Excerpted records =
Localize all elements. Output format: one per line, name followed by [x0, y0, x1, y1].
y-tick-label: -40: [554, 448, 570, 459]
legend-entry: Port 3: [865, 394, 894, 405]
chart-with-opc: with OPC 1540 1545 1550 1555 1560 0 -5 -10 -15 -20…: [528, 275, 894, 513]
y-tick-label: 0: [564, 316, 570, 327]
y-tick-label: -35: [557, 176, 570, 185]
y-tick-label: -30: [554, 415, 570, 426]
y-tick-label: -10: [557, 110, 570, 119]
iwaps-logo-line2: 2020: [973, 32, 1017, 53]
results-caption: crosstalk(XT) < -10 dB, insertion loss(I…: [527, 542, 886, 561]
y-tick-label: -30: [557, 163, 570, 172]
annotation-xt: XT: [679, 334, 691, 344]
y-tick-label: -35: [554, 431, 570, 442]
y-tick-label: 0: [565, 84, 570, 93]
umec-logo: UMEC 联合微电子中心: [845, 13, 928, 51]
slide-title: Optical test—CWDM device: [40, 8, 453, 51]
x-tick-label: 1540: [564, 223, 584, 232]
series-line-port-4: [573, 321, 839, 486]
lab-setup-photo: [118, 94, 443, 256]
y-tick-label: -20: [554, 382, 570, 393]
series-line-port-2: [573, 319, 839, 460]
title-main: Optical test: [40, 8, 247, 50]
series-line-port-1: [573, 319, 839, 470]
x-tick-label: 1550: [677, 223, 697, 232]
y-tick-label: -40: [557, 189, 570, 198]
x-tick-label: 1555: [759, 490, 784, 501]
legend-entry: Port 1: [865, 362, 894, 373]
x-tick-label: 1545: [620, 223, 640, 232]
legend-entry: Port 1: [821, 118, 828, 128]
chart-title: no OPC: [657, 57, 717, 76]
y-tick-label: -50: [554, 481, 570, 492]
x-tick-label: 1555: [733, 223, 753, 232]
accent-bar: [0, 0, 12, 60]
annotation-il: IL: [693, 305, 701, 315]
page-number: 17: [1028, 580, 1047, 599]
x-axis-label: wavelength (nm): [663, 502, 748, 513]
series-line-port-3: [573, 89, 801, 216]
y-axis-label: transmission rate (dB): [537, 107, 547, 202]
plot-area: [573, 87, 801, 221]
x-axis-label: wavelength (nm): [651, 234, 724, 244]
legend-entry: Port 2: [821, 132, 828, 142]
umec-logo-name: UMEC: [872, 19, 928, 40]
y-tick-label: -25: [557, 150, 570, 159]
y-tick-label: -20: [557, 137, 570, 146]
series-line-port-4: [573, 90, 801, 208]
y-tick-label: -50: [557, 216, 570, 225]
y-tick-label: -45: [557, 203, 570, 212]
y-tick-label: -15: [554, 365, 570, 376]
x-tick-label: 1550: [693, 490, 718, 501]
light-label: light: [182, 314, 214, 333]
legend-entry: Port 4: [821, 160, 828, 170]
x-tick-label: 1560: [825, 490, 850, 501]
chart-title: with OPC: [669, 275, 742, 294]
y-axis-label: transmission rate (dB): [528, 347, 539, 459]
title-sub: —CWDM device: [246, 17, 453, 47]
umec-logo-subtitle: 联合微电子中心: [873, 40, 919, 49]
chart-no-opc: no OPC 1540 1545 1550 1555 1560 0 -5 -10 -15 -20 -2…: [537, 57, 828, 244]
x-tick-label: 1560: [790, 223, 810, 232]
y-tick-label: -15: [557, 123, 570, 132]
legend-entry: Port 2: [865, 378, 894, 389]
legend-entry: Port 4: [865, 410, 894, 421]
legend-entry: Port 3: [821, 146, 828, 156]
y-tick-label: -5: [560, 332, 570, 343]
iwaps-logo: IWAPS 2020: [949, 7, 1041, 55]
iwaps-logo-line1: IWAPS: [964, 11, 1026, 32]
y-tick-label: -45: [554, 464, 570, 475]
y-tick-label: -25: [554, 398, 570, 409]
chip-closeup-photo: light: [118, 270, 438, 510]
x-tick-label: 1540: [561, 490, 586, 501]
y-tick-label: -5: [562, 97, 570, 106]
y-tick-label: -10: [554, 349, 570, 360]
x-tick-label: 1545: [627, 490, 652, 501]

Goal of the exercise = Please repeat the entries above word for word.

Problem solution =
Localize all elements. Output format: one per line, name followed by [x0, y0, x1, y1].
y-tick-label: -40: [554, 448, 570, 459]
legend-entry: Port 3: [865, 394, 894, 405]
chart-with-opc: with OPC 1540 1545 1550 1555 1560 0 -5 -10 -15 -20…: [528, 275, 894, 513]
y-tick-label: 0: [564, 316, 570, 327]
y-tick-label: -35: [557, 176, 570, 185]
y-tick-label: -30: [554, 415, 570, 426]
y-tick-label: -10: [557, 110, 570, 119]
iwaps-logo-line2: 2020: [973, 32, 1017, 53]
results-caption: crosstalk(XT) < -10 dB, insertion loss(I…: [527, 542, 886, 561]
y-tick-label: -30: [557, 163, 570, 172]
annotation-xt: XT: [679, 334, 691, 344]
y-tick-label: -35: [554, 431, 570, 442]
y-tick-label: 0: [565, 84, 570, 93]
umec-logo: UMEC 联合微电子中心: [845, 13, 928, 51]
slide-title: Optical test—CWDM device: [40, 8, 453, 51]
x-tick-label: 1540: [564, 223, 584, 232]
series-line-port-4: [573, 321, 839, 486]
lab-setup-photo: [118, 94, 443, 256]
y-tick-label: -20: [554, 382, 570, 393]
series-line-port-2: [573, 319, 839, 460]
title-main: Optical test: [40, 8, 247, 50]
series-line-port-1: [573, 319, 839, 470]
x-tick-label: 1550: [677, 223, 697, 232]
y-tick-label: -40: [557, 189, 570, 198]
x-tick-label: 1555: [759, 490, 784, 501]
legend-entry: Port 1: [865, 362, 894, 373]
x-tick-label: 1545: [620, 223, 640, 232]
legend-entry: Port 1: [821, 118, 828, 128]
chart-title: no OPC: [657, 57, 717, 76]
y-tick-label: -50: [554, 481, 570, 492]
x-tick-label: 1555: [733, 223, 753, 232]
accent-bar: [0, 0, 12, 60]
annotation-il: IL: [693, 305, 701, 315]
page-number: 17: [1028, 580, 1047, 599]
x-axis-label: wavelength (nm): [663, 502, 748, 513]
series-line-port-3: [573, 89, 801, 216]
y-axis-label: transmission rate (dB): [537, 107, 547, 202]
plot-area: [573, 87, 801, 221]
x-axis-label: wavelength (nm): [651, 234, 724, 244]
legend-entry: Port 2: [821, 132, 828, 142]
umec-logo-name: UMEC: [872, 19, 928, 40]
y-tick-label: -25: [557, 150, 570, 159]
y-tick-label: -20: [557, 137, 570, 146]
series-line-port-4: [573, 90, 801, 208]
y-tick-label: -50: [557, 216, 570, 225]
y-tick-label: -45: [557, 203, 570, 212]
y-tick-label: -15: [554, 365, 570, 376]
x-tick-label: 1550: [693, 490, 718, 501]
light-label: light: [182, 314, 214, 333]
legend-entry: Port 4: [821, 160, 828, 170]
x-tick-label: 1560: [825, 490, 850, 501]
chart-title: with OPC: [669, 275, 742, 294]
y-axis-label: transmission rate (dB): [528, 347, 539, 459]
title-sub: —CWDM device: [246, 17, 453, 47]
umec-logo-subtitle: 联合微电子中心: [873, 40, 919, 49]
chart-no-opc: no OPC 1540 1545 1550 1555 1560 0 -5 -10 -15 -20 -2…: [537, 57, 828, 244]
x-tick-label: 1560: [790, 223, 810, 232]
y-tick-label: -15: [557, 123, 570, 132]
legend-entry: Port 2: [865, 378, 894, 389]
legend-entry: Port 4: [865, 410, 894, 421]
legend-entry: Port 3: [821, 146, 828, 156]
y-tick-label: -5: [560, 332, 570, 343]
iwaps-logo: IWAPS 2020: [949, 7, 1041, 55]
iwaps-logo-line1: IWAPS: [964, 11, 1026, 32]
y-tick-label: -45: [554, 464, 570, 475]
y-tick-label: -25: [554, 398, 570, 409]
chip-closeup-photo: light: [118, 270, 438, 510]
x-tick-label: 1540: [561, 490, 586, 501]
y-tick-label: -5: [562, 97, 570, 106]
y-tick-label: -10: [554, 349, 570, 360]
x-tick-label: 1545: [627, 490, 652, 501]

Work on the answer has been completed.